Reproduce every one of the items below verbatim, keeping each line unchanged.

# START OF Available data

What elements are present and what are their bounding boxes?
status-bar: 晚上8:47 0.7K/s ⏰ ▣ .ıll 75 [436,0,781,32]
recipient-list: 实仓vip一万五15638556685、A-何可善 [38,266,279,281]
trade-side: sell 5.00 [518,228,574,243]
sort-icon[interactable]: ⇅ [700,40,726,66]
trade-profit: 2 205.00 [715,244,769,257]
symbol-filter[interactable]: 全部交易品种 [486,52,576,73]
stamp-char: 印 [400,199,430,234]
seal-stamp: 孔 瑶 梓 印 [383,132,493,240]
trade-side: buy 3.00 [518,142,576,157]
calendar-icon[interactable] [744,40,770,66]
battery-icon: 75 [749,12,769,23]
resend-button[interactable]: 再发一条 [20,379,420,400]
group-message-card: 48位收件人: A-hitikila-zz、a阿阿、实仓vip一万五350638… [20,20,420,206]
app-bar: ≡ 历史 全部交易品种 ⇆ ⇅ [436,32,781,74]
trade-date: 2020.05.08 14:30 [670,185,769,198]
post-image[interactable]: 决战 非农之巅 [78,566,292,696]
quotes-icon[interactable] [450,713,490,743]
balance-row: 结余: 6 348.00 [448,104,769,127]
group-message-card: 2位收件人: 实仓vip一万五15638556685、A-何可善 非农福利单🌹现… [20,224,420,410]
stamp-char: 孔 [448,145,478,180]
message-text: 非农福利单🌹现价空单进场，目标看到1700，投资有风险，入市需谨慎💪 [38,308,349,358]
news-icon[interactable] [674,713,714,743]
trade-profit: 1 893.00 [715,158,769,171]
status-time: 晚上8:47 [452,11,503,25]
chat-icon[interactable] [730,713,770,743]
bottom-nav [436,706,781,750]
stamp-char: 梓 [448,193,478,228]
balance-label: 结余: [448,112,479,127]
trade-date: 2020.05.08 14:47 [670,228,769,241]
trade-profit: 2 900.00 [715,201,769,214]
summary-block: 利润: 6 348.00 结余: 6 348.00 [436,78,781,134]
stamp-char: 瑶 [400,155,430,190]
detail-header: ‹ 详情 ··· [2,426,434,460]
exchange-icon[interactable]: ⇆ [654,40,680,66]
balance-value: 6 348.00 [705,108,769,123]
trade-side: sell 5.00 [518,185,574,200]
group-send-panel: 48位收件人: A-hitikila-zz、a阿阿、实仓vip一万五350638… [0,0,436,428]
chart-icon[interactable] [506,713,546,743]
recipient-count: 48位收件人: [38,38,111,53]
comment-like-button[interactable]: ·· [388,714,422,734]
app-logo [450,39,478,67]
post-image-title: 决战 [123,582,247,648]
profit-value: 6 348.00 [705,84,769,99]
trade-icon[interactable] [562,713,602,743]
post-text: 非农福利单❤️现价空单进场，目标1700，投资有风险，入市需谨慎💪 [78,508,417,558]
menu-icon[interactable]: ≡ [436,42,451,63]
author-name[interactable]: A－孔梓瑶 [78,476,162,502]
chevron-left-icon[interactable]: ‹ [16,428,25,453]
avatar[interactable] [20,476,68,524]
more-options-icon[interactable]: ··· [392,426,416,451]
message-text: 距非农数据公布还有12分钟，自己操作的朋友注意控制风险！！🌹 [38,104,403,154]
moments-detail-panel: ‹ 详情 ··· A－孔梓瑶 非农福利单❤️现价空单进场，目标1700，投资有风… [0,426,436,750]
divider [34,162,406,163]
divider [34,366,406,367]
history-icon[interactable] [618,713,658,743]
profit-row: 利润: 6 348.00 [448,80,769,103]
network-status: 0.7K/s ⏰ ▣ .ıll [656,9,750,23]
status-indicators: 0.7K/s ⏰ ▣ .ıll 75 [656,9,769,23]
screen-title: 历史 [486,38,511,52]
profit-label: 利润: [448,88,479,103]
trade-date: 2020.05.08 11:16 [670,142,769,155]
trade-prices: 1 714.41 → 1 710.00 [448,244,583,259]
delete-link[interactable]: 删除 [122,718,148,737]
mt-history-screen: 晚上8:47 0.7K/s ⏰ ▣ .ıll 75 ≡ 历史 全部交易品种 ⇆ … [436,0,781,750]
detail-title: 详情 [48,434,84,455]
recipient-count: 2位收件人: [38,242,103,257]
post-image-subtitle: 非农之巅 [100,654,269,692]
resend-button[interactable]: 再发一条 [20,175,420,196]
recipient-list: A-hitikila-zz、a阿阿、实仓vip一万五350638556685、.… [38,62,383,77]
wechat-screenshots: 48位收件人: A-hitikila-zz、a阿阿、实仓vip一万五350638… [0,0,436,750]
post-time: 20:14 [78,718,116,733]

# END OF Available data

## Exercise result
What elements are present and what are their bounding boxes?
status-bar: 晚上8:47 0.7K/s ⏰ ▣ .ıll 75 [436,0,781,32]
recipient-list: 实仓vip一万五15638556685、A-何可善 [38,266,279,281]
trade-side: sell 5.00 [518,228,574,243]
sort-icon[interactable]: ⇅ [700,40,726,66]
trade-profit: 2 205.00 [715,244,769,257]
symbol-filter[interactable]: 全部交易品种 [486,52,576,73]
stamp-char: 印 [400,199,430,234]
seal-stamp: 孔 瑶 梓 印 [383,132,493,240]
trade-side: buy 3.00 [518,142,576,157]
calendar-icon[interactable] [744,40,770,66]
battery-icon: 75 [749,12,769,23]
resend-button[interactable]: 再发一条 [20,379,420,400]
group-message-card: 48位收件人: A-hitikila-zz、a阿阿、实仓vip一万五350638… [20,20,420,206]
app-bar: ≡ 历史 全部交易品种 ⇆ ⇅ [436,32,781,74]
trade-date: 2020.05.08 14:30 [670,185,769,198]
post-image[interactable]: 决战 非农之巅 [78,566,292,696]
quotes-icon[interactable] [450,713,490,743]
balance-row: 结余: 6 348.00 [448,104,769,127]
group-message-card: 2位收件人: 实仓vip一万五15638556685、A-何可善 非农福利单🌹现… [20,224,420,410]
stamp-char: 孔 [448,145,478,180]
message-text: 非农福利单🌹现价空单进场，目标看到1700，投资有风险，入市需谨慎💪 [38,308,349,358]
news-icon[interactable] [674,713,714,743]
trade-profit: 1 893.00 [715,158,769,171]
status-time: 晚上8:47 [452,11,503,25]
chat-icon[interactable] [730,713,770,743]
bottom-nav [436,706,781,750]
stamp-char: 梓 [448,193,478,228]
balance-label: 结余: [448,112,479,127]
trade-date: 2020.05.08 14:47 [670,228,769,241]
trade-profit: 2 900.00 [715,201,769,214]
summary-block: 利润: 6 348.00 结余: 6 348.00 [436,78,781,134]
stamp-char: 瑶 [400,155,430,190]
detail-header: ‹ 详情 ··· [2,426,434,460]
exchange-icon[interactable]: ⇆ [654,40,680,66]
balance-value: 6 348.00 [705,108,769,123]
trade-side: sell 5.00 [518,185,574,200]
group-send-panel: 48位收件人: A-hitikila-zz、a阿阿、实仓vip一万五350638… [0,0,436,428]
chart-icon[interactable] [506,713,546,743]
recipient-count: 48位收件人: [38,38,111,53]
comment-like-button[interactable]: ·· [388,714,422,734]
app-logo [450,39,478,67]
post-image-title: 决战 [123,582,247,648]
profit-value: 6 348.00 [705,84,769,99]
trade-icon[interactable] [562,713,602,743]
post-text: 非农福利单❤️现价空单进场，目标1700，投资有风险，入市需谨慎💪 [78,508,417,558]
menu-icon[interactable]: ≡ [436,42,451,63]
author-name[interactable]: A－孔梓瑶 [78,476,162,502]
chevron-left-icon[interactable]: ‹ [16,428,25,453]
avatar[interactable] [20,476,68,524]
more-options-icon[interactable]: ··· [392,426,416,451]
message-text: 距非农数据公布还有12分钟，自己操作的朋友注意控制风险！！🌹 [38,104,403,154]
moments-detail-panel: ‹ 详情 ··· A－孔梓瑶 非农福利单❤️现价空单进场，目标1700，投资有风… [0,426,436,750]
divider [34,162,406,163]
divider [34,366,406,367]
history-icon[interactable] [618,713,658,743]
profit-row: 利润: 6 348.00 [448,80,769,103]
network-status: 0.7K/s ⏰ ▣ .ıll [656,9,750,23]
status-indicators: 0.7K/s ⏰ ▣ .ıll 75 [656,9,769,23]
screen-title: 历史 [486,38,511,52]
profit-label: 利润: [448,88,479,103]
trade-date: 2020.05.08 11:16 [670,142,769,155]
trade-prices: 1 714.41 → 1 710.00 [448,244,583,259]
delete-link[interactable]: 删除 [122,718,148,737]
mt-history-screen: 晚上8:47 0.7K/s ⏰ ▣ .ıll 75 ≡ 历史 全部交易品种 ⇆ … [436,0,781,750]
detail-title: 详情 [48,434,84,455]
recipient-count: 2位收件人: [38,242,103,257]
post-image-subtitle: 非农之巅 [100,654,269,692]
resend-button[interactable]: 再发一条 [20,175,420,196]
recipient-list: A-hitikila-zz、a阿阿、实仓vip一万五350638556685、.… [38,62,383,77]
wechat-screenshots: 48位收件人: A-hitikila-zz、a阿阿、实仓vip一万五350638… [0,0,436,750]
post-time: 20:14 [78,718,116,733]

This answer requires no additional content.